▶ Exercise input:
+---+

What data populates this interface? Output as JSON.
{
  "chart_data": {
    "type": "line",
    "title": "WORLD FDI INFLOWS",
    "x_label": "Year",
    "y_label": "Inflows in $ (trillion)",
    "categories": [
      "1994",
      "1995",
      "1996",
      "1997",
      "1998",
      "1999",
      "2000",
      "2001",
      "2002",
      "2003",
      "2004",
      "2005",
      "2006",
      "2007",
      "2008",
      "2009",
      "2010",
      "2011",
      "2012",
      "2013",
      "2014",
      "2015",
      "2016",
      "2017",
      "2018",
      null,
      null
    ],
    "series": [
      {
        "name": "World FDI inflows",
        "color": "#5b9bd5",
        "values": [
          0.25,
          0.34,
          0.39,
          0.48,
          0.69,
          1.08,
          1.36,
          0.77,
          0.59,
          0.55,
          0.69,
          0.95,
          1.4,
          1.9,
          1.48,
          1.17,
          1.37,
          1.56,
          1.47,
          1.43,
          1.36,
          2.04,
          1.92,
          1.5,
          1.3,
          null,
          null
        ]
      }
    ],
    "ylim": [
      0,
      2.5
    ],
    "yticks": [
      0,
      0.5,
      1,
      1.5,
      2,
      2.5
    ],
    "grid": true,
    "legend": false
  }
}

+---+

▶ Given problem:
Extract all of the data shown above without alteration.

▶ Result:
What data populates this interface? Output as JSON.
{
  "chart_data": {
    "type": "line",
    "title": "WORLD FDI INFLOWS",
    "x_label": "Year",
    "y_label": "Inflows in $ (trillion)",
    "categories": [
      "1994",
      "1995",
      "1996",
      "1997",
      "1998",
      "1999",
      "2000",
      "2001",
      "2002",
      "2003",
      "2004",
      "2005",
      "2006",
      "2007",
      "2008",
      "2009",
      "2010",
      "2011",
      "2012",
      "2013",
      "2014",
      "2015",
      "2016",
      "2017",
      "2018",
      null,
      null
    ],
    "series": [
      {
        "name": "World FDI inflows",
        "color": "#5b9bd5",
        "values": [
          0.25,
          0.34,
          0.39,
          0.48,
          0.69,
          1.08,
          1.36,
          0.77,
          0.59,
          0.55,
          0.69,
          0.95,
          1.4,
          1.9,
          1.48,
          1.17,
          1.37,
          1.56,
          1.47,
          1.43,
          1.36,
          2.04,
          1.92,
          1.5,
          1.3,
          null,
          null
        ]
      }
    ],
    "ylim": [
      0,
      2.5
    ],
    "yticks": [
      0,
      0.5,
      1,
      1.5,
      2,
      2.5
    ],
    "grid": true,
    "legend": false
  }
}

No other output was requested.